*Aim of the exercise*
Print all the entries verbatim.

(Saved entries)
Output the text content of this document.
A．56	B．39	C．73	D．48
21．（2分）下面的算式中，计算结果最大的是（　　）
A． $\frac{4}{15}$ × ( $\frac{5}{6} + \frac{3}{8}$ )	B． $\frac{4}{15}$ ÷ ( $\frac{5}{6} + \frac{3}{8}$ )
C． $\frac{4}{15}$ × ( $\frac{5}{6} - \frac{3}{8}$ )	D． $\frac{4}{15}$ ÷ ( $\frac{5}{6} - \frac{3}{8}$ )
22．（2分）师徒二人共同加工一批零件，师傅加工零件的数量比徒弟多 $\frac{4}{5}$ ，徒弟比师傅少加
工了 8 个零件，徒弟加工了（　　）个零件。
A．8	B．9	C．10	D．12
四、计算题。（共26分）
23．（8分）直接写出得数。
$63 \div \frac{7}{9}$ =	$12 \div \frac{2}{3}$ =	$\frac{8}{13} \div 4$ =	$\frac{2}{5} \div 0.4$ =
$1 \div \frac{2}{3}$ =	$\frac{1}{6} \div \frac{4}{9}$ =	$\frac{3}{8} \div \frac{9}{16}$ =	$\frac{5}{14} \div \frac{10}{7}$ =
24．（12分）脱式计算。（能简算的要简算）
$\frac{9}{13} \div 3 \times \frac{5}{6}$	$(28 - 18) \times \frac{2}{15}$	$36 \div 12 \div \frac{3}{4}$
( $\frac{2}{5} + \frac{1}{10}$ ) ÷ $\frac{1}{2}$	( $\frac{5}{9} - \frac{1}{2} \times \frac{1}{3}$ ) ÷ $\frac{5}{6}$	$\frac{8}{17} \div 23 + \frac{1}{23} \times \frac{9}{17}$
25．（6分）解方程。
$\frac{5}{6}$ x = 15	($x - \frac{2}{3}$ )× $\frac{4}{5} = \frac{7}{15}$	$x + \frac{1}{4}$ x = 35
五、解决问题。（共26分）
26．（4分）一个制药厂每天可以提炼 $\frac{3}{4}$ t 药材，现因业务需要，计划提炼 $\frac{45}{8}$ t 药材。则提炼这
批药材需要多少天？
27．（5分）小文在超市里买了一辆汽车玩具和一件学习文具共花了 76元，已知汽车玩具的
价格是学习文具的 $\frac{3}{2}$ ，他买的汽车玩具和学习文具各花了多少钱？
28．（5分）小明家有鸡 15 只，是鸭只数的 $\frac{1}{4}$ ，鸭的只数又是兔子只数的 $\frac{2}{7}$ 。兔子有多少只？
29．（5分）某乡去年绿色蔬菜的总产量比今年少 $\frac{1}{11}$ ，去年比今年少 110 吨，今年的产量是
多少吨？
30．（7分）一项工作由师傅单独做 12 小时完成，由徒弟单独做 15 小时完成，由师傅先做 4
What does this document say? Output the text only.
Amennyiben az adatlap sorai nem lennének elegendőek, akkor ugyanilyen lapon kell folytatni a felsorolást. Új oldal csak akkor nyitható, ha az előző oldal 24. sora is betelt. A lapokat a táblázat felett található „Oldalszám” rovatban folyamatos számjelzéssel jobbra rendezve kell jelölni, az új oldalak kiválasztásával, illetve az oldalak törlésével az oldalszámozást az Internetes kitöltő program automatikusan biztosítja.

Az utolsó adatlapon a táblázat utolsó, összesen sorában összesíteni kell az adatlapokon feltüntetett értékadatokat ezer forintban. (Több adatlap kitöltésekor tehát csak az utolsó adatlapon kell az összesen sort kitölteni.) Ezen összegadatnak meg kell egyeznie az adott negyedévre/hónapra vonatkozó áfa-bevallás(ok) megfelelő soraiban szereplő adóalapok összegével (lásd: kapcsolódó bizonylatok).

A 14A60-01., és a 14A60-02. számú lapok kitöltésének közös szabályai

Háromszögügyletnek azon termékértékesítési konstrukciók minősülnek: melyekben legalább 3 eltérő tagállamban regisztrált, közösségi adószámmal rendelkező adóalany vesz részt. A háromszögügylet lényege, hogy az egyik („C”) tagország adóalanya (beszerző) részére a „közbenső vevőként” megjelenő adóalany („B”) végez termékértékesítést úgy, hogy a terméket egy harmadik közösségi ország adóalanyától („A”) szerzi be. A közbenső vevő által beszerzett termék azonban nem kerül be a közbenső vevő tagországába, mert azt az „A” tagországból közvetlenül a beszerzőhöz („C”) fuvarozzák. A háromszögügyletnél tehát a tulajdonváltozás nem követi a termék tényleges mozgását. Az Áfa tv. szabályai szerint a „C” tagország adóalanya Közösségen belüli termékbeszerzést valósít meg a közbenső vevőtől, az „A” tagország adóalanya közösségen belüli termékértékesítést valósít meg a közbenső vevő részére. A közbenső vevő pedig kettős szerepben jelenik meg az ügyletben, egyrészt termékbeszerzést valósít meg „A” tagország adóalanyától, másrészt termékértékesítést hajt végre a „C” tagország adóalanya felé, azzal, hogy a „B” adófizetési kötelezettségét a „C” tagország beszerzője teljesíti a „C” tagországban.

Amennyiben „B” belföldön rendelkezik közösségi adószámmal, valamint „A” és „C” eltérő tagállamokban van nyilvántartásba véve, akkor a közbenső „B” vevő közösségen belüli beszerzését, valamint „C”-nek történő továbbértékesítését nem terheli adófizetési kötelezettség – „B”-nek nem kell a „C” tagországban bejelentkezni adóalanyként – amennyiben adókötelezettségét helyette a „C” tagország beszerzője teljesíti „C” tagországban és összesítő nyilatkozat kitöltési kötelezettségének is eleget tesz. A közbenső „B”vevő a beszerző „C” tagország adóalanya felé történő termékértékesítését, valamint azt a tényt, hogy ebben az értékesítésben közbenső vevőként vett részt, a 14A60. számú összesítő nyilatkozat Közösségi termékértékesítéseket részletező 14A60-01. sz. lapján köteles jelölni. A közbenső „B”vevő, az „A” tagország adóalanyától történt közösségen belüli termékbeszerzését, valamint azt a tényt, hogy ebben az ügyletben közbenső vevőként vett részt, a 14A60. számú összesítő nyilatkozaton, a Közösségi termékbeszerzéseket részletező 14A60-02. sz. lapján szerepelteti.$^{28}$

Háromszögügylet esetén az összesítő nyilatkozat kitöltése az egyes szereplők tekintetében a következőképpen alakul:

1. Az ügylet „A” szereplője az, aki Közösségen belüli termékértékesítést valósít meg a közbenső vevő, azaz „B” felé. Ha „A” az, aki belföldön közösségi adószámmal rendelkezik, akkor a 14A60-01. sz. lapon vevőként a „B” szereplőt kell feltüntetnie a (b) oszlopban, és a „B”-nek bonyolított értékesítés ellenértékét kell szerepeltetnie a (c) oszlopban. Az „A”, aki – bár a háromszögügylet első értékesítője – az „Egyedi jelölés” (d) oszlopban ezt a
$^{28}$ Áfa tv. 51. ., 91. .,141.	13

*Written solution*
Output the text content of this document.
A．56	B．39	C．73	D．48
21．（2分）下面的算式中，计算结果最大的是（　　）
A． $\frac{4}{15}$ × ( $\frac{5}{6} + \frac{3}{8}$ )	B． $\frac{4}{15}$ ÷ ( $\frac{5}{6} + \frac{3}{8}$ )
C． $\frac{4}{15}$ × ( $\frac{5}{6} - \frac{3}{8}$ )	D． $\frac{4}{15}$ ÷ ( $\frac{5}{6} - \frac{3}{8}$ )
22．（2分）师徒二人共同加工一批零件，师傅加工零件的数量比徒弟多 $\frac{4}{5}$ ，徒弟比师傅少加
工了 8 个零件，徒弟加工了（　　）个零件。
A．8	B．9	C．10	D．12
四、计算题。（共26分）
23．（8分）直接写出得数。
$63 \div \frac{7}{9}$ =	$12 \div \frac{2}{3}$ =	$\frac{8}{13} \div 4$ =	$\frac{2}{5} \div 0.4$ =
$1 \div \frac{2}{3}$ =	$\frac{1}{6} \div \frac{4}{9}$ =	$\frac{3}{8} \div \frac{9}{16}$ =	$\frac{5}{14} \div \frac{10}{7}$ =
24．（12分）脱式计算。（能简算的要简算）
$\frac{9}{13} \div 3 \times \frac{5}{6}$	$(28 - 18) \times \frac{2}{15}$	$36 \div 12 \div \frac{3}{4}$
( $\frac{2}{5} + \frac{1}{10}$ ) ÷ $\frac{1}{2}$	( $\frac{5}{9} - \frac{1}{2} \times \frac{1}{3}$ ) ÷ $\frac{5}{6}$	$\frac{8}{17} \div 23 + \frac{1}{23} \times \frac{9}{17}$
25．（6分）解方程。
$\frac{5}{6}$ x = 15	($x - \frac{2}{3}$ )× $\frac{4}{5} = \frac{7}{15}$	$x + \frac{1}{4}$ x = 35
五、解决问题。（共26分）
26．（4分）一个制药厂每天可以提炼 $\frac{3}{4}$ t 药材，现因业务需要，计划提炼 $\frac{45}{8}$ t 药材。则提炼这
批药材需要多少天？
27．（5分）小文在超市里买了一辆汽车玩具和一件学习文具共花了 76元，已知汽车玩具的
价格是学习文具的 $\frac{3}{2}$ ，他买的汽车玩具和学习文具各花了多少钱？
28．（5分）小明家有鸡 15 只，是鸭只数的 $\frac{1}{4}$ ，鸭的只数又是兔子只数的 $\frac{2}{7}$ 。兔子有多少只？
29．（5分）某乡去年绿色蔬菜的总产量比今年少 $\frac{1}{11}$ ，去年比今年少 110 吨，今年的产量是
多少吨？
30．（7分）一项工作由师傅单独做 12 小时完成，由徒弟单独做 15 小时完成，由师傅先做 4
What does this document say? Output the text only.
Amennyiben az adatlap sorai nem lennének elegendőek, akkor ugyanilyen lapon kell folytatni a felsorolást. Új oldal csak akkor nyitható, ha az előző oldal 24. sora is betelt. A lapokat a táblázat felett található „Oldalszám” rovatban folyamatos számjelzéssel jobbra rendezve kell jelölni, az új oldalak kiválasztásával, illetve az oldalak törlésével az oldalszámozást az Internetes kitöltő program automatikusan biztosítja.

Az utolsó adatlapon a táblázat utolsó, összesen sorában összesíteni kell az adatlapokon feltüntetett értékadatokat ezer forintban. (Több adatlap kitöltésekor tehát csak az utolsó adatlapon kell az összesen sort kitölteni.) Ezen összegadatnak meg kell egyeznie az adott negyedévre/hónapra vonatkozó áfa-bevallás(ok) megfelelő soraiban szereplő adóalapok összegével (lásd: kapcsolódó bizonylatok).

A 14A60-01., és a 14A60-02. számú lapok kitöltésének közös szabályai

Háromszögügyletnek azon termékértékesítési konstrukciók minősülnek: melyekben legalább 3 eltérő tagállamban regisztrált, közösségi adószámmal rendelkező adóalany vesz részt. A háromszögügylet lényege, hogy az egyik („C”) tagország adóalanya (beszerző) részére a „közbenső vevőként” megjelenő adóalany („B”) végez termékértékesítést úgy, hogy a terméket egy harmadik közösségi ország adóalanyától („A”) szerzi be. A közbenső vevő által beszerzett termék azonban nem kerül be a közbenső vevő tagországába, mert azt az „A” tagországból közvetlenül a beszerzőhöz („C”) fuvarozzák. A háromszögügyletnél tehát a tulajdonváltozás nem követi a termék tényleges mozgását. Az Áfa tv. szabályai szerint a „C” tagország adóalanya Közösségen belüli termékbeszerzést valósít meg a közbenső vevőtől, az „A” tagország adóalanya közösségen belüli termékértékesítést valósít meg a közbenső vevő részére. A közbenső vevő pedig kettős szerepben jelenik meg az ügyletben, egyrészt termékbeszerzést valósít meg „A” tagország adóalanyától, másrészt termékértékesítést hajt végre a „C” tagország adóalanya felé, azzal, hogy a „B” adófizetési kötelezettségét a „C” tagország beszerzője teljesíti a „C” tagországban.

Amennyiben „B” belföldön rendelkezik közösségi adószámmal, valamint „A” és „C” eltérő tagállamokban van nyilvántartásba véve, akkor a közbenső „B” vevő közösségen belüli beszerzését, valamint „C”-nek történő továbbértékesítését nem terheli adófizetési kötelezettség – „B”-nek nem kell a „C” tagországban bejelentkezni adóalanyként – amennyiben adókötelezettségét helyette a „C” tagország beszerzője teljesíti „C” tagországban és összesítő nyilatkozat kitöltési kötelezettségének is eleget tesz. A közbenső „B”vevő a beszerző „C” tagország adóalanya felé történő termékértékesítését, valamint azt a tényt, hogy ebben az értékesítésben közbenső vevőként vett részt, a 14A60. számú összesítő nyilatkozat Közösségi termékértékesítéseket részletező 14A60-01. sz. lapján köteles jelölni. A közbenső „B”vevő, az „A” tagország adóalanyától történt közösségen belüli termékbeszerzését, valamint azt a tényt, hogy ebben az ügyletben közbenső vevőként vett részt, a 14A60. számú összesítő nyilatkozaton, a Közösségi termékbeszerzéseket részletező 14A60-02. sz. lapján szerepelteti.$^{28}$

Háromszögügylet esetén az összesítő nyilatkozat kitöltése az egyes szereplők tekintetében a következőképpen alakul:

1. Az ügylet „A” szereplője az, aki Közösségen belüli termékértékesítést valósít meg a közbenső vevő, azaz „B” felé. Ha „A” az, aki belföldön közösségi adószámmal rendelkezik, akkor a 14A60-01. sz. lapon vevőként a „B” szereplőt kell feltüntetnie a (b) oszlopban, és a „B”-nek bonyolított értékesítés ellenértékét kell szerepeltetnie a (c) oszlopban. Az „A”, aki – bár a háromszögügylet első értékesítője – az „Egyedi jelölés” (d) oszlopban ezt a
$^{28}$ Áfa tv. 51. ., 91. .,141.	13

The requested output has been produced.